| SELECTION |
I’ve never been invited to give a commencement speech. Not like I have any tremendous life accomplishment to warrant such a grandiose invite. But that doesn’t stop me from feeling like I’d have a kick-ass speech. I mean, I’d give it in my usual awkward style, probably make some joke at my expense in the beginning to lighten the mood. Then I’d get to my message. And it would go a little something like this:
There are things that adults say that are well intentioned but said from a place of fear and you shouldn’t listen to those things. The item in particular I’m thinking of is taking a break from school. It’s true, if you take a break from school, you might slow the inertia it takes to complete a degree. But if you truly want a degree, if that’s a long term goal of yours, a year or two year break from school won’t be the limiting factor. It’s your determination that is the limiting factor. School is always there, school is always an option. Even at 34 years old, or 46 or 55, school is always available. You have the option to re-route your career if you so choose and go back to school. Sure it would be uncomfortable and you might be broke for a little while, but educational institutions will always be in existence.
What’s not always an option is the chance to chase an adventure. Adventures are not as easily pursued the older you get. The further you get along in your life, the more established you become, and the harder it is to get away. Believe me when I say that the good job, the house, the dog, they will always be waiting. But the adventures find someone else to entice if you don’t follow their temptation.
My own adventure was a little bit of running away, a little bit of ego and bravado. I was hungry for something that I could not name and that I didn’t even know I wanted. But I knew enough to follow my gut. I stumbled upon www.coolworks.com and found some ranch jobs over the winter.
Actually, let me back up for a second. I had a friend at the time who was volunteering in Guatemala at a children’s orphanage. My plan for the spring was to purchase a ticket to fly down and see her and spend some time traveling with her. The day before I was going to purchase my airline ticket, her mom emailed me to let me know she was miserable and coming home early. For my own selfish reasons, I was crushed. I was desperate to have an adventure and there was no way that Guatemala was an option without a trusted tour guide. I was a little impulsive, but I knew better than to travel as a single woman to a foreign country where I didn’t speak the language and expect nothing bad to happen. So it was that derailment that got me thinking of getting a job somewhere outside of Oregon. That’s when I stumbled upon Coolworks.

| INFORMATION SHOWN |
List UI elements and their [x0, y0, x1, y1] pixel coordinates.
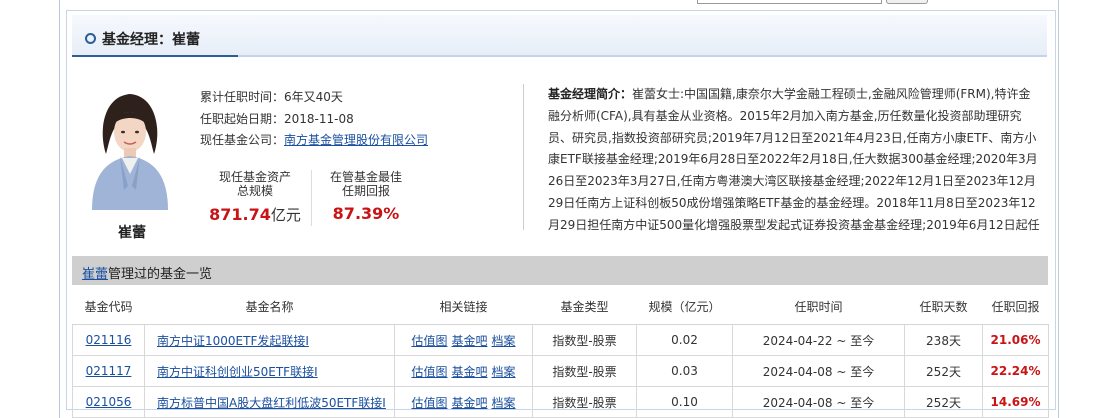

| GIVEN REQUEST 1 |
Summarize the essay in two sentences.
| GIVEN REQUEST 2 |
Write out the essay word for word, from "My own adventure" up to and including "over the winter.".

| CORRECT ANSWER 1 |
The writer imagines giving a commencement speech that urges graduates to ignore fearful advice against taking a break from school, since school is always available but the chance to chase an adventure fades as life becomes more established. The writer then explains that a planned trip to Guatemala fell through when a friend decided to come home early, which prompted a search for a job outside Oregon and led to ranch jobs on Coolworks.

| CORRECT ANSWER 2 |
My own adventure was a little bit of running away, a little bit of ego and bravado. I was hungry for something that I could not name and that I didn’t even know I wanted. But I knew enough to follow my gut. I stumbled upon www.coolworks.com and found some ranch jobs over the winter.